WHAT THE TASK REQUIRES ▸ Write out each line of the material again, word for word.

— Begin DATA SHOWN —

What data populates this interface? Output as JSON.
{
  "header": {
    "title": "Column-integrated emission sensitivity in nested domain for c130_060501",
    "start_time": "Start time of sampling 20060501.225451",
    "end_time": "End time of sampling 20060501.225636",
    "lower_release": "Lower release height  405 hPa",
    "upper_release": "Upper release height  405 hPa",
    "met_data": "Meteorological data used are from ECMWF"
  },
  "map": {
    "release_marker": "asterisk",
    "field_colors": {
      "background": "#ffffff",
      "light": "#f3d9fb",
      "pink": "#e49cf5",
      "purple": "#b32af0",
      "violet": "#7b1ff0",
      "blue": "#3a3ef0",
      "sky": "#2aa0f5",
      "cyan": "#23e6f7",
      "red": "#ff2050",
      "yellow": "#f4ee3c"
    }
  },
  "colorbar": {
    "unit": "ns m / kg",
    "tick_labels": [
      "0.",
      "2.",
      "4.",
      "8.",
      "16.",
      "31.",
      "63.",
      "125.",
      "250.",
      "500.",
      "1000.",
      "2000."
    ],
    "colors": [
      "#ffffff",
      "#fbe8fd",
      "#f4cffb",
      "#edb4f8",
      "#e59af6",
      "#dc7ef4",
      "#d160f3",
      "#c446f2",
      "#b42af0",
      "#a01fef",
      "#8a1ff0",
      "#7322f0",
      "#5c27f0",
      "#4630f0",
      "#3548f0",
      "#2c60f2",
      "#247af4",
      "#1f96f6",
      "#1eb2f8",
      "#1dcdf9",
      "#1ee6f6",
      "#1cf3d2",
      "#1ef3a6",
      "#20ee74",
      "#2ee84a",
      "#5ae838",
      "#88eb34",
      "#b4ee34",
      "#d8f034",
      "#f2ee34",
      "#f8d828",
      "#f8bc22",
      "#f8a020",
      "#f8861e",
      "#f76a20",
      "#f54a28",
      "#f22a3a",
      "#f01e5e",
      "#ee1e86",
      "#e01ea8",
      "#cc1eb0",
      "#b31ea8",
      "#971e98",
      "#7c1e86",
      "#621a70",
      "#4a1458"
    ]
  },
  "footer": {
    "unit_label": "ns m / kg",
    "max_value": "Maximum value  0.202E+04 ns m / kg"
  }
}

— End DATA SHOWN —

CORRECT OUTPUT ▸
What data populates this interface? Output as JSON.
{
  "header": {
    "title": "Column-integrated emission sensitivity in nested domain for c130_060501",
    "start_time": "Start time of sampling 20060501.225451",
    "end_time": "End time of sampling 20060501.225636",
    "lower_release": "Lower release height  405 hPa",
    "upper_release": "Upper release height  405 hPa",
    "met_data": "Meteorological data used are from ECMWF"
  },
  "map": {
    "release_marker": "asterisk",
    "field_colors": {
      "background": "#ffffff",
      "light": "#f3d9fb",
      "pink": "#e49cf5",
      "purple": "#b32af0",
      "violet": "#7b1ff0",
      "blue": "#3a3ef0",
      "sky": "#2aa0f5",
      "cyan": "#23e6f7",
      "red": "#ff2050",
      "yellow": "#f4ee3c"
    }
  },
  "colorbar": {
    "unit": "ns m / kg",
    "tick_labels": [
      "0.",
      "2.",
      "4.",
      "8.",
      "16.",
      "31.",
      "63.",
      "125.",
      "250.",
      "500.",
      "1000.",
      "2000."
    ],
    "colors": [
      "#ffffff",
      "#fbe8fd",
      "#f4cffb",
      "#edb4f8",
      "#e59af6",
      "#dc7ef4",
      "#d160f3",
      "#c446f2",
      "#b42af0",
      "#a01fef",
      "#8a1ff0",
      "#7322f0",
      "#5c27f0",
      "#4630f0",
      "#3548f0",
      "#2c60f2",
      "#247af4",
      "#1f96f6",
      "#1eb2f8",
      "#1dcdf9",
      "#1ee6f6",
      "#1cf3d2",
      "#1ef3a6",
      "#20ee74",
      "#2ee84a",
      "#5ae838",
      "#88eb34",
      "#b4ee34",
      "#d8f034",
      "#f2ee34",
      "#f8d828",
      "#f8bc22",
      "#f8a020",
      "#f8861e",
      "#f76a20",
      "#f54a28",
      "#f22a3a",
      "#f01e5e",
      "#ee1e86",
      "#e01ea8",
      "#cc1eb0",
      "#b31ea8",
      "#971e98",
      "#7c1e86",
      "#621a70",
      "#4a1458"
    ]
  },
  "footer": {
    "unit_label": "ns m / kg",
    "max_value": "Maximum value  0.202E+04 ns m / kg"
  }
}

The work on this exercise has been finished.